» **GIVEN INSTRUCTION**: Everything in the data should be repeated exactly, save for the images.

» **RAW RECORDS**:
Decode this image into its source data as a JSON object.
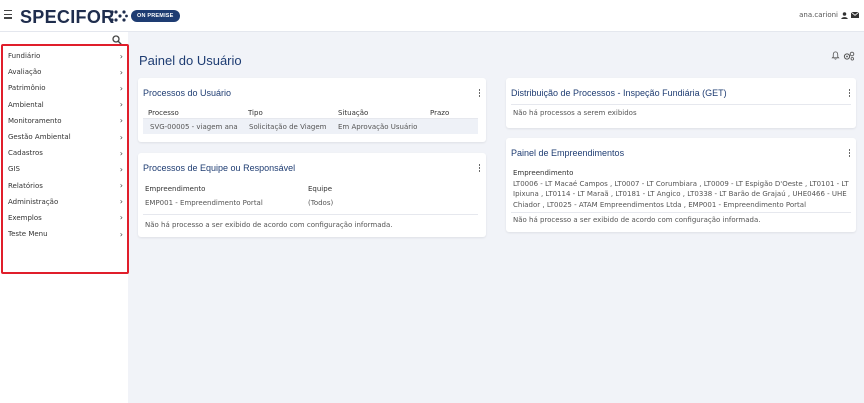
{
  "header": {
    "logo_text": "SPECIFOR",
    "badge": "ON PREMISE",
    "user": "ana.carioni"
  },
  "sidebar": {
    "items": [
      {
        "label": "Fundiário"
      },
      {
        "label": "Avaliação"
      },
      {
        "label": "Patrimônio"
      },
      {
        "label": "Ambiental"
      },
      {
        "label": "Monitoramento"
      },
      {
        "label": "Gestão Ambiental"
      },
      {
        "label": "Cadastros"
      },
      {
        "label": "GIS"
      },
      {
        "label": "Relatórios"
      },
      {
        "label": "Administração"
      },
      {
        "label": "Exemplos"
      },
      {
        "label": "Teste Menu"
      }
    ]
  },
  "page": {
    "title": "Painel do Usuário"
  },
  "processos_usuario": {
    "title": "Processos do Usuário",
    "columns": [
      "Processo",
      "Tipo",
      "Situação",
      "Prazo"
    ],
    "row": [
      "SVG-00005 - viagem ana",
      "Solicitação de Viagem",
      "Em Aprovação Usuário",
      ""
    ]
  },
  "processos_equipe": {
    "title": "Processos de Equipe ou Responsável",
    "col_emp": "Empreendimento",
    "col_equipe": "Equipe",
    "emp_value": "EMP001 - Empreendimento Portal",
    "equipe_value": "(Todos)",
    "message": "Não há processo a ser exibido de acordo com configuração informada."
  },
  "distribuicao": {
    "title": "Distribuição de Processos - Inspeção Fundiária (GET)",
    "message": "Não há processos a serem exibidos"
  },
  "empreendimentos": {
    "title": "Painel de Empreendimentos",
    "label": "Empreendimento",
    "list": "LT0006 - LT Macaé Campos , LT0007 - LT Corumbiara , LT0009 - LT Espigão D'Oeste , LT0101 - LT Ipixuna , LT0114 - LT Maraã , LT0181 - LT Angico , LT0338 - LT Barão de Grajaú , UHE0466 - UHE Chiador , LT0025 - ATAM Empreendimentos Ltda , EMP001 - Empreendimento Portal",
    "message": "Não há processo a ser exibido de acordo com configuração informada."
  },
  "colors": {
    "primary": "#1e3c72",
    "highlight_border": "#e01e2b",
    "background": "#f1f3f8"
  },
  "icons": [
    "hamburger-icon",
    "logo-dots-icon",
    "user-icon",
    "mail-icon",
    "search-icon",
    "chevron-right-icon",
    "bell-icon",
    "settings-gears-icon",
    "kebab-menu-icon"
  ]
}
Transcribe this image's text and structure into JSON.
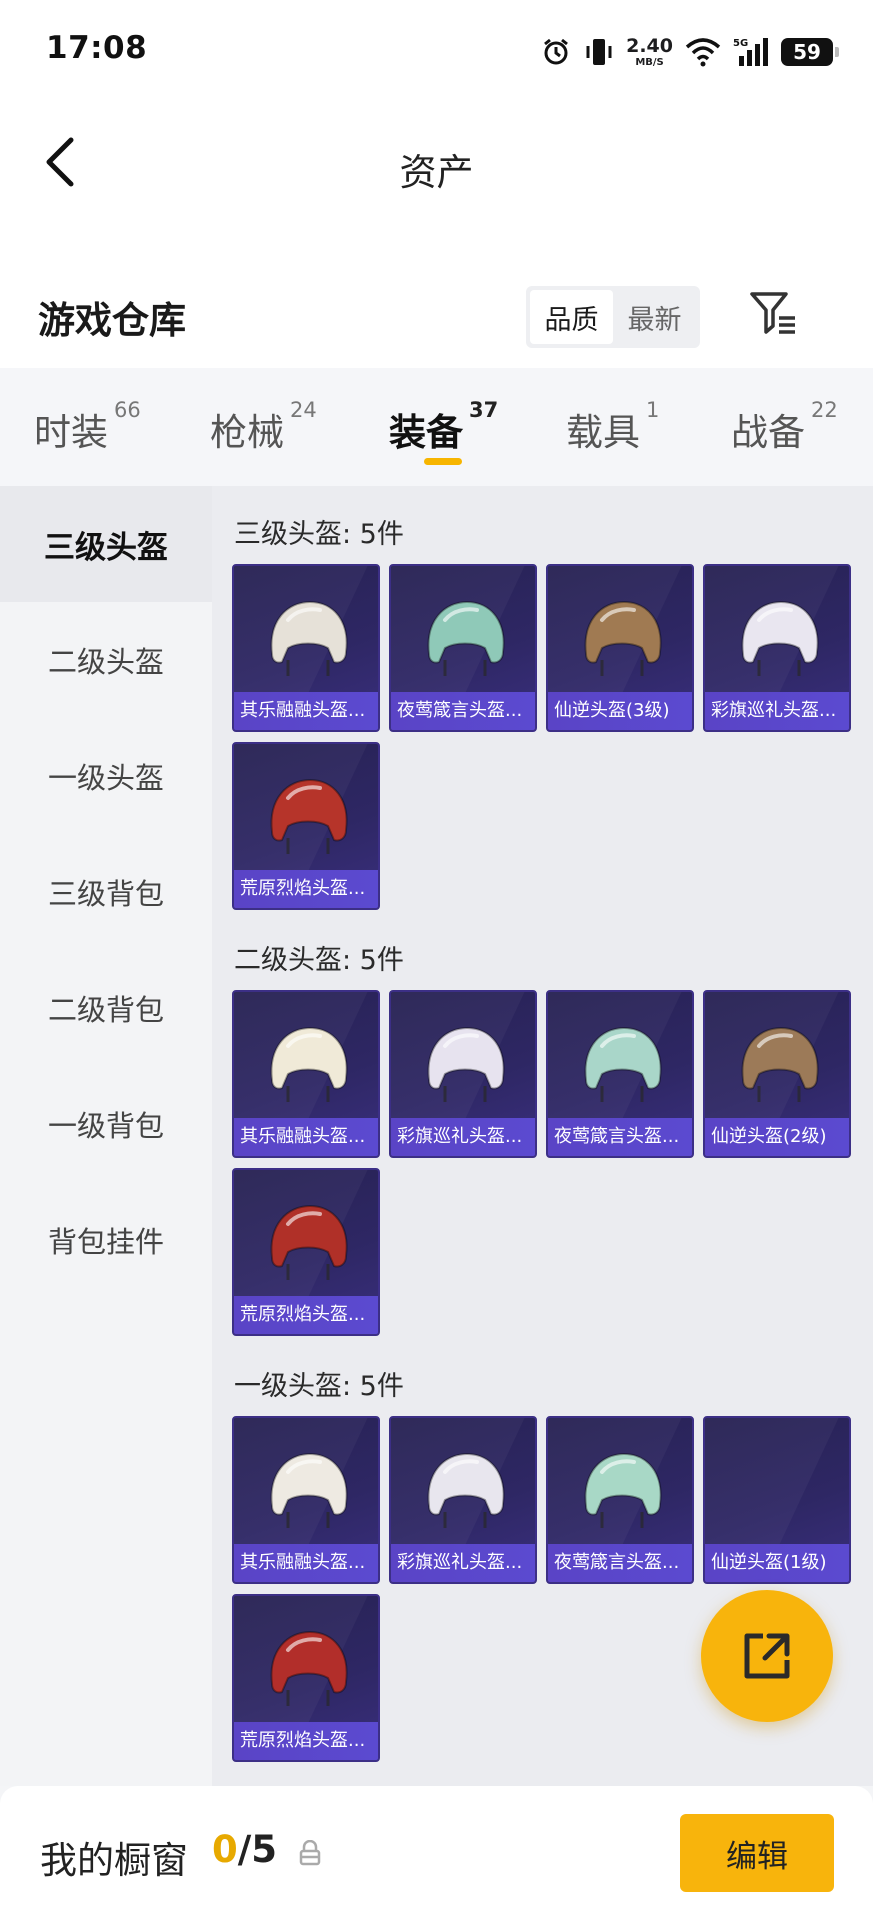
{
  "status_bar": {
    "time": "17:08",
    "net_speed": "2.40",
    "net_unit": "MB/S",
    "network": "5G",
    "battery": "59"
  },
  "header": {
    "title": "资产"
  },
  "warehouse": {
    "title": "游戏仓库",
    "sort_options": [
      "品质",
      "最新"
    ],
    "active_sort": "品质"
  },
  "category_tabs": [
    {
      "label": "时装",
      "count": "66"
    },
    {
      "label": "枪械",
      "count": "24"
    },
    {
      "label": "装备",
      "count": "37"
    },
    {
      "label": "载具",
      "count": "1"
    },
    {
      "label": "战备",
      "count": "22"
    }
  ],
  "active_tab": "装备",
  "sidebar": {
    "items": [
      "三级头盔",
      "二级头盔",
      "一级头盔",
      "三级背包",
      "二级背包",
      "一级背包",
      "背包挂件"
    ],
    "active": "三级头盔"
  },
  "sections": [
    {
      "title": "三级头盔: 5件",
      "items": [
        {
          "name": "其乐融融头盔...",
          "color": "#e6e1d8"
        },
        {
          "name": "夜莺箴言头盔...",
          "color": "#8fc9b8"
        },
        {
          "name": "仙逆头盔(3级)",
          "color": "#a07a52"
        },
        {
          "name": "彩旗巡礼头盔...",
          "color": "#e9e6f0"
        },
        {
          "name": "荒原烈焰头盔...",
          "color": "#b6342a"
        }
      ]
    },
    {
      "title": "二级头盔: 5件",
      "items": [
        {
          "name": "其乐融融头盔...",
          "color": "#f0ead8"
        },
        {
          "name": "彩旗巡礼头盔...",
          "color": "#e7e3ef"
        },
        {
          "name": "夜莺箴言头盔...",
          "color": "#a9d6c9"
        },
        {
          "name": "仙逆头盔(2级)",
          "color": "#9c7a58"
        },
        {
          "name": "荒原烈焰头盔...",
          "color": "#b03028"
        }
      ]
    },
    {
      "title": "一级头盔: 5件",
      "items": [
        {
          "name": "其乐融融头盔...",
          "color": "#eeeae2"
        },
        {
          "name": "彩旗巡礼头盔...",
          "color": "#e8e6ee"
        },
        {
          "name": "夜莺箴言头盔...",
          "color": "#a8d8c6"
        },
        {
          "name": "仙逆头盔(1级)",
          "color": ""
        },
        {
          "name": "荒原烈焰头盔...",
          "color": "#b22e2a"
        }
      ]
    }
  ],
  "showcase": {
    "title": "我的橱窗",
    "current": "0",
    "separator": "/",
    "total": "5",
    "edit_label": "编辑"
  },
  "colors": {
    "accent": "#f8b40c",
    "card_bg": "#2b245d",
    "card_label_bg": "#5a44c6"
  }
}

» **ANSWER FOR THIS EXERCISE**:
Decode this image into its source data as a JSON object.
{
  "header": {
    "logo_text": "SPECIFOR",
    "badge": "ON PREMISE",
    "user": "ana.carioni"
  },
  "sidebar": {
    "items": [
      {
        "label": "Fundiário"
      },
      {
        "label": "Avaliação"
      },
      {
        "label": "Patrimônio"
      },
      {
        "label": "Ambiental"
      },
      {
        "label": "Monitoramento"
      },
      {
        "label": "Gestão Ambiental"
      },
      {
        "label": "Cadastros"
      },
      {
        "label": "GIS"
      },
      {
        "label": "Relatórios"
      },
      {
        "label": "Administração"
      },
      {
        "label": "Exemplos"
      },
      {
        "label": "Teste Menu"
      }
    ]
  },
  "page": {
    "title": "Painel do Usuário"
  },
  "processos_usuario": {
    "title": "Processos do Usuário",
    "columns": [
      "Processo",
      "Tipo",
      "Situação",
      "Prazo"
    ],
    "row": [
      "SVG-00005 - viagem ana",
      "Solicitação de Viagem",
      "Em Aprovação Usuário",
      ""
    ]
  },
  "processos_equipe": {
    "title": "Processos de Equipe ou Responsável",
    "col_emp": "Empreendimento",
    "col_equipe": "Equipe",
    "emp_value": "EMP001 - Empreendimento Portal",
    "equipe_value": "(Todos)",
    "message": "Não há processo a ser exibido de acordo com configuração informada."
  },
  "distribuicao": {
    "title": "Distribuição de Processos - Inspeção Fundiária (GET)",
    "message": "Não há processos a serem exibidos"
  },
  "empreendimentos": {
    "title": "Painel de Empreendimentos",
    "label": "Empreendimento",
    "list": "LT0006 - LT Macaé Campos , LT0007 - LT Corumbiara , LT0009 - LT Espigão D'Oeste , LT0101 - LT Ipixuna , LT0114 - LT Maraã , LT0181 - LT Angico , LT0338 - LT Barão de Grajaú , UHE0466 - UHE Chiador , LT0025 - ATAM Empreendimentos Ltda , EMP001 - Empreendimento Portal",
    "message": "Não há processo a ser exibido de acordo com configuração informada."
  },
  "colors": {
    "primary": "#1e3c72",
    "highlight_border": "#e01e2b",
    "background": "#f1f3f8"
  },
  "icons": [
    "hamburger-icon",
    "logo-dots-icon",
    "user-icon",
    "mail-icon",
    "search-icon",
    "chevron-right-icon",
    "bell-icon",
    "settings-gears-icon",
    "kebab-menu-icon"
  ]
}
Transcribe this image's text and structure into JSON.
{
  "status_bar": {
    "time": "17:08",
    "net_speed": "2.40",
    "net_unit": "MB/S",
    "network": "5G",
    "battery": "59"
  },
  "header": {
    "title": "资产"
  },
  "warehouse": {
    "title": "游戏仓库",
    "sort_options": [
      "品质",
      "最新"
    ],
    "active_sort": "品质"
  },
  "category_tabs": [
    {
      "label": "时装",
      "count": "66"
    },
    {
      "label": "枪械",
      "count": "24"
    },
    {
      "label": "装备",
      "count": "37"
    },
    {
      "label": "载具",
      "count": "1"
    },
    {
      "label": "战备",
      "count": "22"
    }
  ],
  "active_tab": "装备",
  "sidebar": {
    "items": [
      "三级头盔",
      "二级头盔",
      "一级头盔",
      "三级背包",
      "二级背包",
      "一级背包",
      "背包挂件"
    ],
    "active": "三级头盔"
  },
  "sections": [
    {
      "title": "三级头盔: 5件",
      "items": [
        {
          "name": "其乐融融头盔...",
          "color": "#e6e1d8"
        },
        {
          "name": "夜莺箴言头盔...",
          "color": "#8fc9b8"
        },
        {
          "name": "仙逆头盔(3级)",
          "color": "#a07a52"
        },
        {
          "name": "彩旗巡礼头盔...",
          "color": "#e9e6f0"
        },
        {
          "name": "荒原烈焰头盔...",
          "color": "#b6342a"
        }
      ]
    },
    {
      "title": "二级头盔: 5件",
      "items": [
        {
          "name": "其乐融融头盔...",
          "color": "#f0ead8"
        },
        {
          "name": "彩旗巡礼头盔...",
          "color": "#e7e3ef"
        },
        {
          "name": "夜莺箴言头盔...",
          "color": "#a9d6c9"
        },
        {
          "name": "仙逆头盔(2级)",
          "color": "#9c7a58"
        },
        {
          "name": "荒原烈焰头盔...",
          "color": "#b03028"
        }
      ]
    },
    {
      "title": "一级头盔: 5件",
      "items": [
        {
          "name": "其乐融融头盔...",
          "color": "#eeeae2"
        },
        {
          "name": "彩旗巡礼头盔...",
          "color": "#e8e6ee"
        },
        {
          "name": "夜莺箴言头盔...",
          "color": "#a8d8c6"
        },
        {
          "name": "仙逆头盔(1级)",
          "color": ""
        },
        {
          "name": "荒原烈焰头盔...",
          "color": "#b22e2a"
        }
      ]
    }
  ],
  "showcase": {
    "title": "我的橱窗",
    "current": "0",
    "separator": "/",
    "total": "5",
    "edit_label": "编辑"
  },
  "colors": {
    "accent": "#f8b40c",
    "card_bg": "#2b245d",
    "card_label_bg": "#5a44c6"
  }
}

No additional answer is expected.